◆ Dataset records
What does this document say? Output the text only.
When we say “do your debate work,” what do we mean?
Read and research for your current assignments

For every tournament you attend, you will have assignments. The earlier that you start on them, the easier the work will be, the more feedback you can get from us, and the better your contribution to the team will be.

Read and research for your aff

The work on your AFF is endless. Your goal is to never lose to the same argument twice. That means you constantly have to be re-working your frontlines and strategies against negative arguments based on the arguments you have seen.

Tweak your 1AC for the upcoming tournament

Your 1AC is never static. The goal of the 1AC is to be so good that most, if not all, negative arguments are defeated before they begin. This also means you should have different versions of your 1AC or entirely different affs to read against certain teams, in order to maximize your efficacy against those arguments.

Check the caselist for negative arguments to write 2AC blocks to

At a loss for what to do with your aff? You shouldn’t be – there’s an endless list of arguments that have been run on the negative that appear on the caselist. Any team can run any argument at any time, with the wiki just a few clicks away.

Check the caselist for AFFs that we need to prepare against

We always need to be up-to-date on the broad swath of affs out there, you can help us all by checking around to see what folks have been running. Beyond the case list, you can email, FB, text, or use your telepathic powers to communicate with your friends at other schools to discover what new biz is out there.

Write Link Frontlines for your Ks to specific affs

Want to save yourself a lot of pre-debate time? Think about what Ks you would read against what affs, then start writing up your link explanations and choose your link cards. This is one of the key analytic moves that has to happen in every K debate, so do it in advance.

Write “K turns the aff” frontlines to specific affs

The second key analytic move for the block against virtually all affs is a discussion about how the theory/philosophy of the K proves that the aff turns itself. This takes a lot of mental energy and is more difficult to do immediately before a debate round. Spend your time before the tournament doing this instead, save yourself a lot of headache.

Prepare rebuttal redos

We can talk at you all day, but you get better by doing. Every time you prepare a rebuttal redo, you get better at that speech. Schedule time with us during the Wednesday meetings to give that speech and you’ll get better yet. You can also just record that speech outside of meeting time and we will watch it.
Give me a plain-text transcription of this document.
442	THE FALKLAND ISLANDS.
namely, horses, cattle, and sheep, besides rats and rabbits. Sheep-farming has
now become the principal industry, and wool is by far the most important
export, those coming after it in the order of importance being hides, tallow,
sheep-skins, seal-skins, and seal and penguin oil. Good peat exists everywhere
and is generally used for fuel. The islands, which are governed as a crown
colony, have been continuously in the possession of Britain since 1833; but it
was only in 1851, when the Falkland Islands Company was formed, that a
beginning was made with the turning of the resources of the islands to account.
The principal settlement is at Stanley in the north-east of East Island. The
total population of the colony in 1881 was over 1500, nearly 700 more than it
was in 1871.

◆ Job
Restate each record exactly as written.

◆ Expected answer
What does this document say? Output the text only.
When we say “do your debate work,” what do we mean?
Read and research for your current assignments

For every tournament you attend, you will have assignments. The earlier that you start on them, the easier the work will be, the more feedback you can get from us, and the better your contribution to the team will be.

Read and research for your aff

The work on your AFF is endless. Your goal is to never lose to the same argument twice. That means you constantly have to be re-working your frontlines and strategies against negative arguments based on the arguments you have seen.

Tweak your 1AC for the upcoming tournament

Your 1AC is never static. The goal of the 1AC is to be so good that most, if not all, negative arguments are defeated before they begin. This also means you should have different versions of your 1AC or entirely different affs to read against certain teams, in order to maximize your efficacy against those arguments.

Check the caselist for negative arguments to write 2AC blocks to

At a loss for what to do with your aff? You shouldn’t be – there’s an endless list of arguments that have been run on the negative that appear on the caselist. Any team can run any argument at any time, with the wiki just a few clicks away.

Check the caselist for AFFs that we need to prepare against

We always need to be up-to-date on the broad swath of affs out there, you can help us all by checking around to see what folks have been running. Beyond the case list, you can email, FB, text, or use your telepathic powers to communicate with your friends at other schools to discover what new biz is out there.

Write Link Frontlines for your Ks to specific affs

Want to save yourself a lot of pre-debate time? Think about what Ks you would read against what affs, then start writing up your link explanations and choose your link cards. This is one of the key analytic moves that has to happen in every K debate, so do it in advance.

Write “K turns the aff” frontlines to specific affs

The second key analytic move for the block against virtually all affs is a discussion about how the theory/philosophy of the K proves that the aff turns itself. This takes a lot of mental energy and is more difficult to do immediately before a debate round. Spend your time before the tournament doing this instead, save yourself a lot of headache.

Prepare rebuttal redos

We can talk at you all day, but you get better by doing. Every time you prepare a rebuttal redo, you get better at that speech. Schedule time with us during the Wednesday meetings to give that speech and you’ll get better yet. You can also just record that speech outside of meeting time and we will watch it.
Give me a plain-text transcription of this document.
442	THE FALKLAND ISLANDS.
namely, horses, cattle, and sheep, besides rats and rabbits. Sheep-farming has
now become the principal industry, and wool is by far the most important
export, those coming after it in the order of importance being hides, tallow,
sheep-skins, seal-skins, and seal and penguin oil. Good peat exists everywhere
and is generally used for fuel. The islands, which are governed as a crown
colony, have been continuously in the possession of Britain since 1833; but it
was only in 1851, when the Falkland Islands Company was formed, that a
beginning was made with the turning of the resources of the islands to account.
The principal settlement is at Stanley in the north-east of East Island. The
total population of the colony in 1881 was over 1500, nearly 700 more than it
was in 1871.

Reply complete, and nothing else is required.